[Exercise aim] All of the data needs to be repeated exactly.

━━━ Data rows

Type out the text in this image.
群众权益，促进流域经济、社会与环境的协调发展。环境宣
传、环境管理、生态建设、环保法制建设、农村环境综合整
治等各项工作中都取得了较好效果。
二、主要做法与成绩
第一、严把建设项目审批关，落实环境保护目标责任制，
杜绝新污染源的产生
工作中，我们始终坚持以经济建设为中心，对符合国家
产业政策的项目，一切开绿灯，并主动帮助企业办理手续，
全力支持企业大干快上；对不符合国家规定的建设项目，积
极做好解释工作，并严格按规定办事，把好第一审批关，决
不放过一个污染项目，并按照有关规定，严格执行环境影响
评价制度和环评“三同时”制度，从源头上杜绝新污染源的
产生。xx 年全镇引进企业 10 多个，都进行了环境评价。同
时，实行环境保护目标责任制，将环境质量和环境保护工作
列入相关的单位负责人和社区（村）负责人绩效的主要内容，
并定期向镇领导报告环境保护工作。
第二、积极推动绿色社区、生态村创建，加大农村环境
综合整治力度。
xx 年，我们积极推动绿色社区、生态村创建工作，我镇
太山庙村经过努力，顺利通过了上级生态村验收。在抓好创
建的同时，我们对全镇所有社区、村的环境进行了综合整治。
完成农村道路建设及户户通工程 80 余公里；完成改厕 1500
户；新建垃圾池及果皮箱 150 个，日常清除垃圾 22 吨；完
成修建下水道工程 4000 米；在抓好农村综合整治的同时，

━━━━━━

[Problem solution]
Type out the text in this image.
群众权益，促进流域经济、社会与环境的协调发展。环境宣
传、环境管理、生态建设、环保法制建设、农村环境综合整
治等各项工作中都取得了较好效果。
二、主要做法与成绩
第一、严把建设项目审批关，落实环境保护目标责任制，
杜绝新污染源的产生
工作中，我们始终坚持以经济建设为中心，对符合国家
产业政策的项目，一切开绿灯，并主动帮助企业办理手续，
全力支持企业大干快上；对不符合国家规定的建设项目，积
极做好解释工作，并严格按规定办事，把好第一审批关，决
不放过一个污染项目，并按照有关规定，严格执行环境影响
评价制度和环评“三同时”制度，从源头上杜绝新污染源的
产生。xx 年全镇引进企业 10 多个，都进行了环境评价。同
时，实行环境保护目标责任制，将环境质量和环境保护工作
列入相关的单位负责人和社区（村）负责人绩效的主要内容，
并定期向镇领导报告环境保护工作。
第二、积极推动绿色社区、生态村创建，加大农村环境
综合整治力度。
xx 年，我们积极推动绿色社区、生态村创建工作，我镇
太山庙村经过努力，顺利通过了上级生态村验收。在抓好创
建的同时，我们对全镇所有社区、村的环境进行了综合整治。
完成农村道路建设及户户通工程 80 余公里；完成改厕 1500
户；新建垃圾池及果皮箱 150 个，日常清除垃圾 22 吨；完
成修建下水道工程 4000 米；在抓好农村综合整治的同时，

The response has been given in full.